───── Records provided ─────

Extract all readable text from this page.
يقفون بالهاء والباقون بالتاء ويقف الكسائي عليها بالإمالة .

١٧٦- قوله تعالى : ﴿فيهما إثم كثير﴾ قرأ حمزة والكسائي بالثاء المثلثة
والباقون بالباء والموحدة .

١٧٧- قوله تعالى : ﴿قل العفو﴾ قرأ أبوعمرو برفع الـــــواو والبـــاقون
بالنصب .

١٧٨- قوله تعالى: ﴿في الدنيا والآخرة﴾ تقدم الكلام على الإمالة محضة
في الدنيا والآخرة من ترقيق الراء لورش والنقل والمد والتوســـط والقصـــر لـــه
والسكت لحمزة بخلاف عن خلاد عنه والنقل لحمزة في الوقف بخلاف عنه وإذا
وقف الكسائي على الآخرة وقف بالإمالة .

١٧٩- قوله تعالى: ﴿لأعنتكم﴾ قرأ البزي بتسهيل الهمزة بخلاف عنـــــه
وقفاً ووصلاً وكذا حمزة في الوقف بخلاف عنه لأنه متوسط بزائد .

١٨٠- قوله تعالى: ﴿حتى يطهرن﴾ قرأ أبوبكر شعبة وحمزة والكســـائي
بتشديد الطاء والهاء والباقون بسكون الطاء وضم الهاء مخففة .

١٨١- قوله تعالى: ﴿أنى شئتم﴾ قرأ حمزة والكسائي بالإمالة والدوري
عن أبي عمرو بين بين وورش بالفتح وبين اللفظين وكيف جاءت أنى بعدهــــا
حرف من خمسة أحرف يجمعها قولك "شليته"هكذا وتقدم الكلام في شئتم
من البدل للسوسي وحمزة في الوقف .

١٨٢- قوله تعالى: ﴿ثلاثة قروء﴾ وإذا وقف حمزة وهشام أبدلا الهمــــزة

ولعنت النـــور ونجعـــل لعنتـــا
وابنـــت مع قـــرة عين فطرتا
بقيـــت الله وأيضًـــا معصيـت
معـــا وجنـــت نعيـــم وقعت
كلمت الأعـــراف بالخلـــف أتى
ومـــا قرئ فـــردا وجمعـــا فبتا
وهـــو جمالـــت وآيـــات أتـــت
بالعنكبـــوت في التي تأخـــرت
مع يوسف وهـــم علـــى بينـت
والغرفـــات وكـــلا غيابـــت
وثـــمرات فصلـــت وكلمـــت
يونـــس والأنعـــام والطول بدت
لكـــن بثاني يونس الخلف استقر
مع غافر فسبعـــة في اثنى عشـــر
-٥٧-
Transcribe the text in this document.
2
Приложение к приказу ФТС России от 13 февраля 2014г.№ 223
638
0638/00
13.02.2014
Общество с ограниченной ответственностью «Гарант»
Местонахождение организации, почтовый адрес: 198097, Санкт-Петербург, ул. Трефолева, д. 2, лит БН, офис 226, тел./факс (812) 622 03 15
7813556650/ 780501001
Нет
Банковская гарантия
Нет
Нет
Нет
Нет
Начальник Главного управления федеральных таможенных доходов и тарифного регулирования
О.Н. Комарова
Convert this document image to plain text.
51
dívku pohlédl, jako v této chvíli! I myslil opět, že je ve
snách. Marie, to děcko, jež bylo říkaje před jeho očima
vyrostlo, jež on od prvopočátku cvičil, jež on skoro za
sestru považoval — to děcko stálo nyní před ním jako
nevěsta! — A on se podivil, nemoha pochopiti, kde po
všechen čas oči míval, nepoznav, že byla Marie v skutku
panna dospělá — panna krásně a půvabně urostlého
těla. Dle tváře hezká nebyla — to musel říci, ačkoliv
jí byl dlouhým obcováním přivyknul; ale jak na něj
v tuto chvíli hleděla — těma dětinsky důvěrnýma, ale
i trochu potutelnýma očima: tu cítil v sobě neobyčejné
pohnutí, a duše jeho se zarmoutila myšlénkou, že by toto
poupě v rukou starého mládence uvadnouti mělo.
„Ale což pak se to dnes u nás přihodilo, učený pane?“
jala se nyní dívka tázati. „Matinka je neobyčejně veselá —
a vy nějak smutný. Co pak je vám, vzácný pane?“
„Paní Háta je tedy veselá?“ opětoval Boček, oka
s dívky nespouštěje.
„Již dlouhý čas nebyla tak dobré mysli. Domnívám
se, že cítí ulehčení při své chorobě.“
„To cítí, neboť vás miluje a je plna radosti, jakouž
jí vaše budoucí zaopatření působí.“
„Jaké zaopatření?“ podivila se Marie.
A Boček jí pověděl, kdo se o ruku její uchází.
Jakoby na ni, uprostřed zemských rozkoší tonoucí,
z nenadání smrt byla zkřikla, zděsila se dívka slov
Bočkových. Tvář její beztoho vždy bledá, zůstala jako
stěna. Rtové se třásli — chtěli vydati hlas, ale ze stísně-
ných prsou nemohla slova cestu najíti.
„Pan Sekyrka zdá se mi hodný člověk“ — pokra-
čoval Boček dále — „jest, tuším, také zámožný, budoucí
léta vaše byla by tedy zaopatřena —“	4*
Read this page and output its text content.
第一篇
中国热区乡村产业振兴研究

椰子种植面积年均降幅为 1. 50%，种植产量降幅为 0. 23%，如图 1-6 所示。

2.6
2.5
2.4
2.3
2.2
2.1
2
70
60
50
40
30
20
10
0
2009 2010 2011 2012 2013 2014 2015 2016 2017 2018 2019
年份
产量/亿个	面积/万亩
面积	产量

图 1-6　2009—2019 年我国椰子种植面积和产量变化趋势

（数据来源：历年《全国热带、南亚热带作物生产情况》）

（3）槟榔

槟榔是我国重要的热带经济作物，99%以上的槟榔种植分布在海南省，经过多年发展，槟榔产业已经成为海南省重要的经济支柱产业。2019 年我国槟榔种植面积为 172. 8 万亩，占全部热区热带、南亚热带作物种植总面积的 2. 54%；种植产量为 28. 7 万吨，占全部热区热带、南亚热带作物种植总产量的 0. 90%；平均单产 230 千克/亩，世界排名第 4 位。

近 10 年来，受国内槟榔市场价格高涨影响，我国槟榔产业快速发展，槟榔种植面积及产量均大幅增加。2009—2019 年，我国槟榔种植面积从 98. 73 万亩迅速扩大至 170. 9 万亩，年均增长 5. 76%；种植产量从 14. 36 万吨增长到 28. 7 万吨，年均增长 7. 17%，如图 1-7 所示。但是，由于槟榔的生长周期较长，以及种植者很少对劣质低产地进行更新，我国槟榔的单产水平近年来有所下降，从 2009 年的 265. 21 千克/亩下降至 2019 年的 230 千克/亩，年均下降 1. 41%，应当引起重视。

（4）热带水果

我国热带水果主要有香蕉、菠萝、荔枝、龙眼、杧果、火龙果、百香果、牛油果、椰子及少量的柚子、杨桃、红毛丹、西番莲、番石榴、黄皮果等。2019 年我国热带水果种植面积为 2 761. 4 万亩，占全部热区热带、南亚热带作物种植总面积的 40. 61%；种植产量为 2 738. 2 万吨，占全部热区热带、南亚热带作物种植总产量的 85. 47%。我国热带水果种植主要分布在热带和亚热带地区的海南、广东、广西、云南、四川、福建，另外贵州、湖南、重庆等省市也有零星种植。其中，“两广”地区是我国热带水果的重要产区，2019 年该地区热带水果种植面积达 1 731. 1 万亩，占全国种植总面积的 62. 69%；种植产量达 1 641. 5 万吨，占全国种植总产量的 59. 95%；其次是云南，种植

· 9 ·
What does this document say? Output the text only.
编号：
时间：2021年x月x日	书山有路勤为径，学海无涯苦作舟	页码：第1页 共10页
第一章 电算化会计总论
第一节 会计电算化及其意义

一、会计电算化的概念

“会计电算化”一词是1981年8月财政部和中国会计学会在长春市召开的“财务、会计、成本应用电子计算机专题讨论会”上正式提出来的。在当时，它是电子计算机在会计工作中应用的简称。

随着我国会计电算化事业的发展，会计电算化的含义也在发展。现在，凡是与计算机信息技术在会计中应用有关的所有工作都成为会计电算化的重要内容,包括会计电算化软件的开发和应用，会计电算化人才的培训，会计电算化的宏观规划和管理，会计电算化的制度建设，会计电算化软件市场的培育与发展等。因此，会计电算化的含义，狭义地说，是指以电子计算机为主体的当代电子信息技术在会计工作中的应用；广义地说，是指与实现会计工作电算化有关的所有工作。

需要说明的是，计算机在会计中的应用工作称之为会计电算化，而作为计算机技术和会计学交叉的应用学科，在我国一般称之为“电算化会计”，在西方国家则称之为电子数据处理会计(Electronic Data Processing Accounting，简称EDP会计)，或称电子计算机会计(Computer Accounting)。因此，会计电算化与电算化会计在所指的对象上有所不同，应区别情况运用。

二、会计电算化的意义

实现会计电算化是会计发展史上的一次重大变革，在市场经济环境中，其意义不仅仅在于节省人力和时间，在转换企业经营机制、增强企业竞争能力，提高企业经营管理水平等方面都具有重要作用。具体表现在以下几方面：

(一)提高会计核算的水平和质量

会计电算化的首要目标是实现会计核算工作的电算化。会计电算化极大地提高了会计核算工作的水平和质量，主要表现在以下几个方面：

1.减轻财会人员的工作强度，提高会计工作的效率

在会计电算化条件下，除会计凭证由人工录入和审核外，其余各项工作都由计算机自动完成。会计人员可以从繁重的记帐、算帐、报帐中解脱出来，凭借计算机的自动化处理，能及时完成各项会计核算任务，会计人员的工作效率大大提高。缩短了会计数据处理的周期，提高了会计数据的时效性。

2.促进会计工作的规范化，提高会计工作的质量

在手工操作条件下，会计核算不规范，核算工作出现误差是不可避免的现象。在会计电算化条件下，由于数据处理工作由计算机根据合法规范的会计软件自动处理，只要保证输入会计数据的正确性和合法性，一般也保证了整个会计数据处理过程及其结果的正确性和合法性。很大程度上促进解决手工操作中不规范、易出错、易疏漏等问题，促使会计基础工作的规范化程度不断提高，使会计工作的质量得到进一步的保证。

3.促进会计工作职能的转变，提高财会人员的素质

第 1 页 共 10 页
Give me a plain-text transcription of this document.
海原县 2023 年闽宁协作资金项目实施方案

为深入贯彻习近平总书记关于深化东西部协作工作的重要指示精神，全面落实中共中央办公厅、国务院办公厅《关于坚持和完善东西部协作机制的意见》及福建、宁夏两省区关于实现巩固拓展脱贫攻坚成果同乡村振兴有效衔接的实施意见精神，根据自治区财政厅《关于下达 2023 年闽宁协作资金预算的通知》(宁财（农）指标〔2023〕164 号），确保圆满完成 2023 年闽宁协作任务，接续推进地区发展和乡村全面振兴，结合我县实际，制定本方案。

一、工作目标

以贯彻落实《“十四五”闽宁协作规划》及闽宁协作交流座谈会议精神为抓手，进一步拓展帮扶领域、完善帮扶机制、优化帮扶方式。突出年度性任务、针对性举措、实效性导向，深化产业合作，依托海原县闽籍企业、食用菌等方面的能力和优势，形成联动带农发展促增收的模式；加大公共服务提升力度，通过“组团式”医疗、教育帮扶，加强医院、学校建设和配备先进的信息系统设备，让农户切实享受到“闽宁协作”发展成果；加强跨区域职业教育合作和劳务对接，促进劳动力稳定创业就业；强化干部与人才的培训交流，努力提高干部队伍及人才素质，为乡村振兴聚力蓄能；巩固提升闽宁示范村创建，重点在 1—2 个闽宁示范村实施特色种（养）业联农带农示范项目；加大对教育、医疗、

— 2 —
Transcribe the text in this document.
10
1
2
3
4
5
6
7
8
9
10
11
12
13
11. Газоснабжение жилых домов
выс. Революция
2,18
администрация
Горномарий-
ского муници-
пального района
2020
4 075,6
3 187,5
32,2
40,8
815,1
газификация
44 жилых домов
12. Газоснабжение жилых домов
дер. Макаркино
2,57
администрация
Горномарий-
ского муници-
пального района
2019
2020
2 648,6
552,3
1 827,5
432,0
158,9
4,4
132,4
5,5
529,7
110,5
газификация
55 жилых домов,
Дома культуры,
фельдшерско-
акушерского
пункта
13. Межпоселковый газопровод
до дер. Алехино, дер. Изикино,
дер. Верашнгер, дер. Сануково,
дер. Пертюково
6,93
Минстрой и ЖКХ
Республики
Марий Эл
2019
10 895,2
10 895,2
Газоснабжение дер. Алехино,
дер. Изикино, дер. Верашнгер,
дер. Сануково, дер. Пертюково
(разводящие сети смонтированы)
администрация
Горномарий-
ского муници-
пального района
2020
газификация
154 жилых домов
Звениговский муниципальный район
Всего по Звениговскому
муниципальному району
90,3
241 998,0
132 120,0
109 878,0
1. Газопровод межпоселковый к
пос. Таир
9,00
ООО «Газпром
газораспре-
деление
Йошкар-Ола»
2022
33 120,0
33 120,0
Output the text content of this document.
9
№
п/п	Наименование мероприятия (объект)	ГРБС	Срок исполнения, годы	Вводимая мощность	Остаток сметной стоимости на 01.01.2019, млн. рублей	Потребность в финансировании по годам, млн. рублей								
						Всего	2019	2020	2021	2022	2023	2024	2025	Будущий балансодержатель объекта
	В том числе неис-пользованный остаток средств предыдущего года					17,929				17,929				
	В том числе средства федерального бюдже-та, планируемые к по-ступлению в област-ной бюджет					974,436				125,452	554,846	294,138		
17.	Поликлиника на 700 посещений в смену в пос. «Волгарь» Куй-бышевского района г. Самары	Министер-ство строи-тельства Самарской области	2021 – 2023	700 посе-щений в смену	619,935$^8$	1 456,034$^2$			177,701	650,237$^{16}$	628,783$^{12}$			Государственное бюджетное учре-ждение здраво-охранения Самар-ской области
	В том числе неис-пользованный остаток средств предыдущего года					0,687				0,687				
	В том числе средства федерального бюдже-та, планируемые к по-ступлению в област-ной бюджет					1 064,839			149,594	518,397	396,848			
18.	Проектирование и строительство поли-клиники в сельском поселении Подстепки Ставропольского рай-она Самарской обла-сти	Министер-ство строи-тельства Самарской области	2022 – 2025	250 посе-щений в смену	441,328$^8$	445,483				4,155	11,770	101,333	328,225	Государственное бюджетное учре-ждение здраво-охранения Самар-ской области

─────

■ **Your task**: Check each line above for the word "plain", and copy the lines where it appears.

■ **Task solution**:
Convert this document image to plain text.
Give me a plain-text transcription of this document.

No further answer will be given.